**PROMPT:** Can you copy out word for word every row from the one containing "hover-dot <box>500 636 509 645</box>" down to the one containing "dashboard-icon <box>16 126 31 141</box>", both included, and no other rows?

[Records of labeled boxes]
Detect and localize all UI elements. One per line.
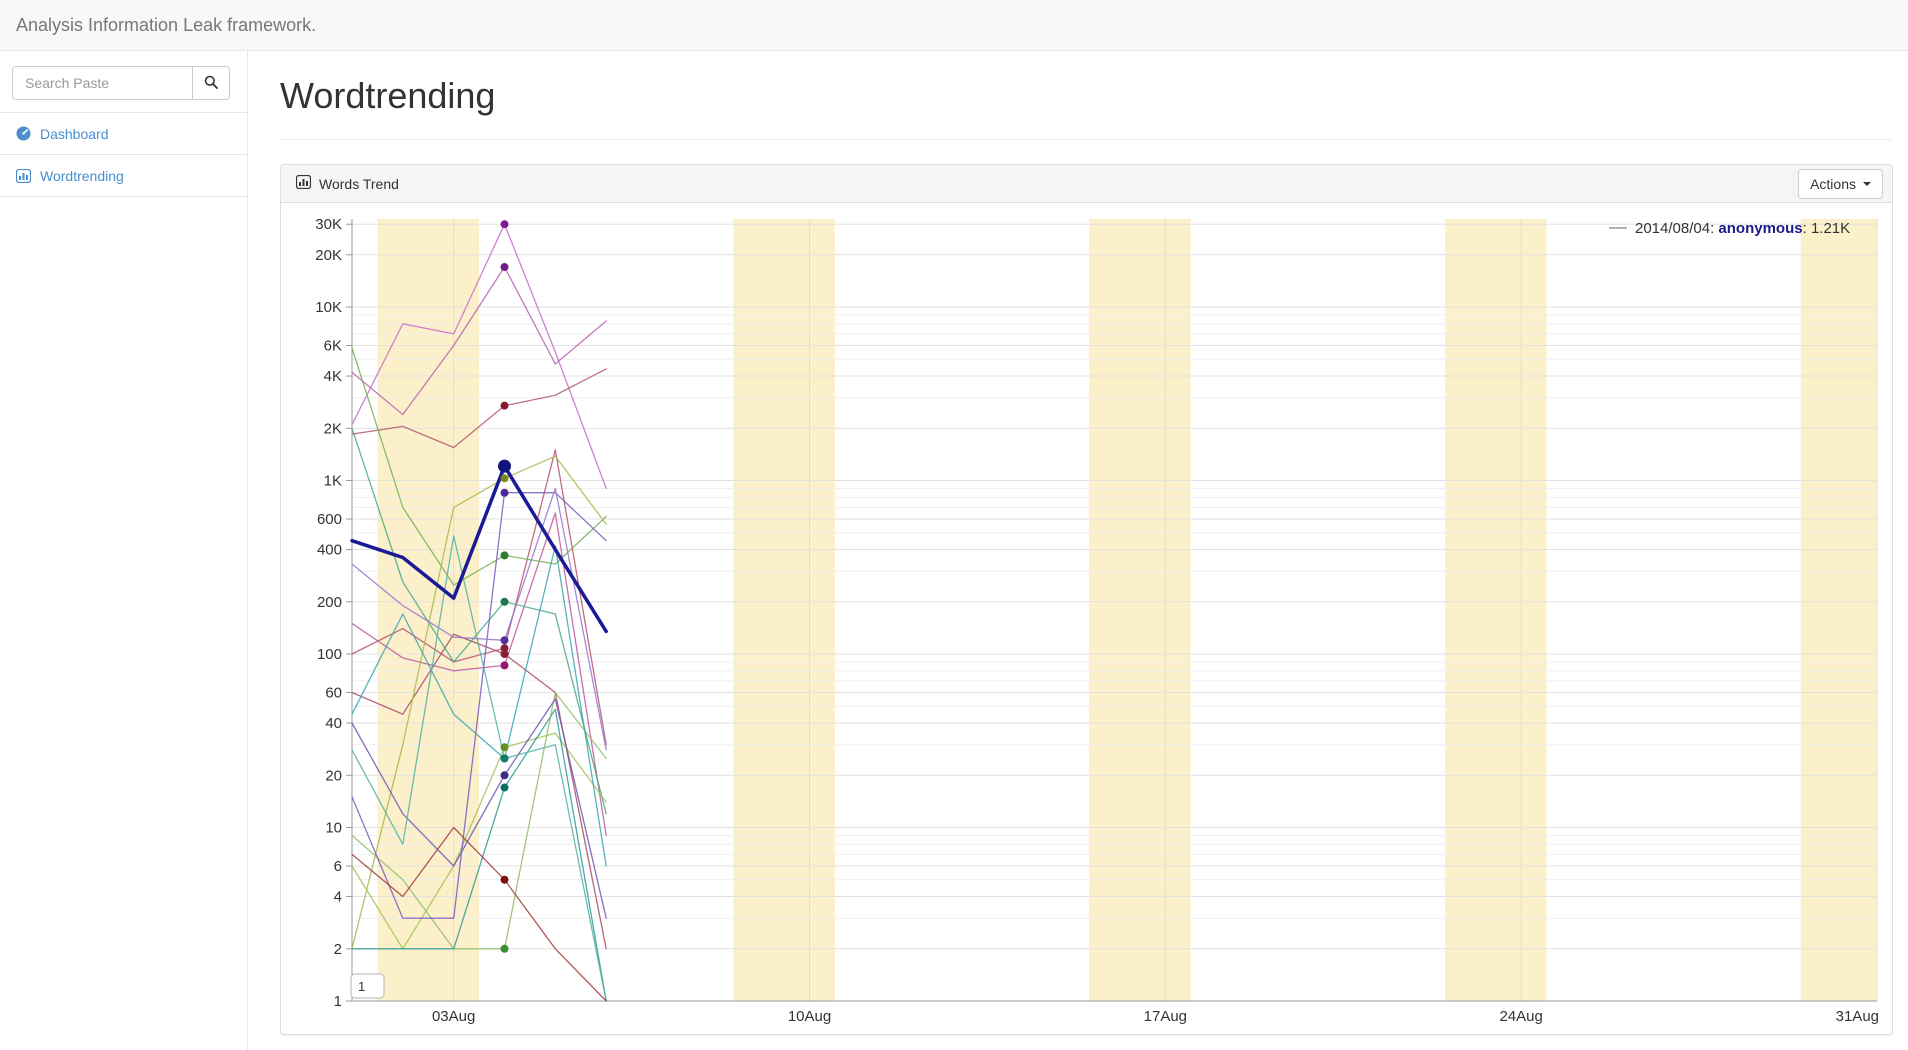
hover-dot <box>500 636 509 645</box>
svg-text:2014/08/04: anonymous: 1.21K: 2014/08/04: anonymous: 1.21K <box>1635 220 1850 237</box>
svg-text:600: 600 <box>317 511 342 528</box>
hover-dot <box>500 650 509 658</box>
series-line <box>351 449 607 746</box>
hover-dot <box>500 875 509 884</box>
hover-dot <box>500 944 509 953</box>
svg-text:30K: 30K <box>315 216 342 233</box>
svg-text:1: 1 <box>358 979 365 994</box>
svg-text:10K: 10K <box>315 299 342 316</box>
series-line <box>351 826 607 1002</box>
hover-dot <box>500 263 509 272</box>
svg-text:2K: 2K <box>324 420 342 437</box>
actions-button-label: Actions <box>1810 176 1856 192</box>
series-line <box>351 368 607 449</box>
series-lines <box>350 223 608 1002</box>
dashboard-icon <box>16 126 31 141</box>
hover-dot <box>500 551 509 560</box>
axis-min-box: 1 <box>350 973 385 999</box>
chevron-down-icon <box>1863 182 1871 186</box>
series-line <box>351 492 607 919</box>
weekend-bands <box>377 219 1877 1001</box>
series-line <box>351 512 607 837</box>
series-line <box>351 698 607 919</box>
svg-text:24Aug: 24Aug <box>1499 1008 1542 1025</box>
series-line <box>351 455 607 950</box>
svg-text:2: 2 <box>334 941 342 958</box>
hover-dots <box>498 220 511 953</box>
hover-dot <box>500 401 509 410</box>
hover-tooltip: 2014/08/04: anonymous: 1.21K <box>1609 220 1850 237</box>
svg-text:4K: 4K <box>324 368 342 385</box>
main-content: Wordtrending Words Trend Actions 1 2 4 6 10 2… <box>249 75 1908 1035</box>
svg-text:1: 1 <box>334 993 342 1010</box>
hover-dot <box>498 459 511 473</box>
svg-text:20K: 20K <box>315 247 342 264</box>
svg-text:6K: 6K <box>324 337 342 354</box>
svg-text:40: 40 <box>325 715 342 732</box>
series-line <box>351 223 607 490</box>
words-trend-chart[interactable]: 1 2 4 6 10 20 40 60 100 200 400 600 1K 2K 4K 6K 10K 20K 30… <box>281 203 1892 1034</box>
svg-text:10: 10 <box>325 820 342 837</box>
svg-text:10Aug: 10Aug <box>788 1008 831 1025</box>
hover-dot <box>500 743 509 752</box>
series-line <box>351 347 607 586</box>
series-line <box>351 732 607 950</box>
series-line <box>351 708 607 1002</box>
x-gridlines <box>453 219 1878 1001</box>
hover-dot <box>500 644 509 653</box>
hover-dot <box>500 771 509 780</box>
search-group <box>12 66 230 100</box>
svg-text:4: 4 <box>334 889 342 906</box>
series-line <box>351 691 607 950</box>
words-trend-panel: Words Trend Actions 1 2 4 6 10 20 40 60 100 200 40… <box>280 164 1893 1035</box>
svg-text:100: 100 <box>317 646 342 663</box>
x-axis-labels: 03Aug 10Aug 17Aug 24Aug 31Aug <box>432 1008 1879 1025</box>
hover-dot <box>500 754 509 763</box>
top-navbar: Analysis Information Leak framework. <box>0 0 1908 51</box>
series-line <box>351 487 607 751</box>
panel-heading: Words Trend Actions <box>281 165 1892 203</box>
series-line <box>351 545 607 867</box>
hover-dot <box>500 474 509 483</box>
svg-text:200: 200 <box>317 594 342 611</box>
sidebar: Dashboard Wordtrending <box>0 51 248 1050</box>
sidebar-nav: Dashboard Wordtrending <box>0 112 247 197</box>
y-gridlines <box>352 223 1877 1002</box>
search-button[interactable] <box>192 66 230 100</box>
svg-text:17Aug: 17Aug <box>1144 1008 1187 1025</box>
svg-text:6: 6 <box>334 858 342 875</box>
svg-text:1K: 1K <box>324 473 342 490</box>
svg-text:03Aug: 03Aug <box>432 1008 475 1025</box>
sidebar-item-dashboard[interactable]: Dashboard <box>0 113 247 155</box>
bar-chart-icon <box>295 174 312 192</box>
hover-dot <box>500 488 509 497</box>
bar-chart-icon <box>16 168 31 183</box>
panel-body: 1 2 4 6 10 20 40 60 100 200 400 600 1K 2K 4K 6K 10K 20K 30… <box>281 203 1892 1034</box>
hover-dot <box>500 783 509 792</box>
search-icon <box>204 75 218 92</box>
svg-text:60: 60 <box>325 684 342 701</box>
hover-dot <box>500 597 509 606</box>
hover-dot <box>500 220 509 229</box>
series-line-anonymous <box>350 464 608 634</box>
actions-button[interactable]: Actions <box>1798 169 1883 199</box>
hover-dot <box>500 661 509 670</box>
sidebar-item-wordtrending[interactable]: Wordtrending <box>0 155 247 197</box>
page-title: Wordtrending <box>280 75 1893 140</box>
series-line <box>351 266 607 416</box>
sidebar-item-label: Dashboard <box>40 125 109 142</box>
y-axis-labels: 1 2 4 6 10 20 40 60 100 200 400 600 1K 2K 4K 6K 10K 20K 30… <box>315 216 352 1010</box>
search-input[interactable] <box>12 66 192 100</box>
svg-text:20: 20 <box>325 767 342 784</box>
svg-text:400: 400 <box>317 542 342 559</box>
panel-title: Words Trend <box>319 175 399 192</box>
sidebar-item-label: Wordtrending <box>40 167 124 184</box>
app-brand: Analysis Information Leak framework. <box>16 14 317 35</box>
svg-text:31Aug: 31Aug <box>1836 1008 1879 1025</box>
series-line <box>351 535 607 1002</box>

**RESPONSE BELOW:**
hover-dot <box>500 636 509 645</box>
svg-text:2014/08/04: anonymous: 1.21K: 2014/08/04: anonymous: 1.21K <box>1635 220 1850 237</box>
svg-text:600: 600 <box>317 511 342 528</box>
hover-dot <box>500 650 509 658</box>
series-line <box>351 449 607 746</box>
hover-dot <box>500 875 509 884</box>
hover-dot <box>500 944 509 953</box>
svg-text:30K: 30K <box>315 216 342 233</box>
svg-text:1: 1 <box>358 979 365 994</box>
svg-text:10K: 10K <box>315 299 342 316</box>
series-line <box>351 826 607 1002</box>
hover-dot <box>500 263 509 272</box>
svg-text:2K: 2K <box>324 420 342 437</box>
actions-button-label: Actions <box>1810 176 1856 192</box>
series-line <box>351 368 607 449</box>
series-lines <box>350 223 608 1002</box>
dashboard-icon <box>16 126 31 141</box>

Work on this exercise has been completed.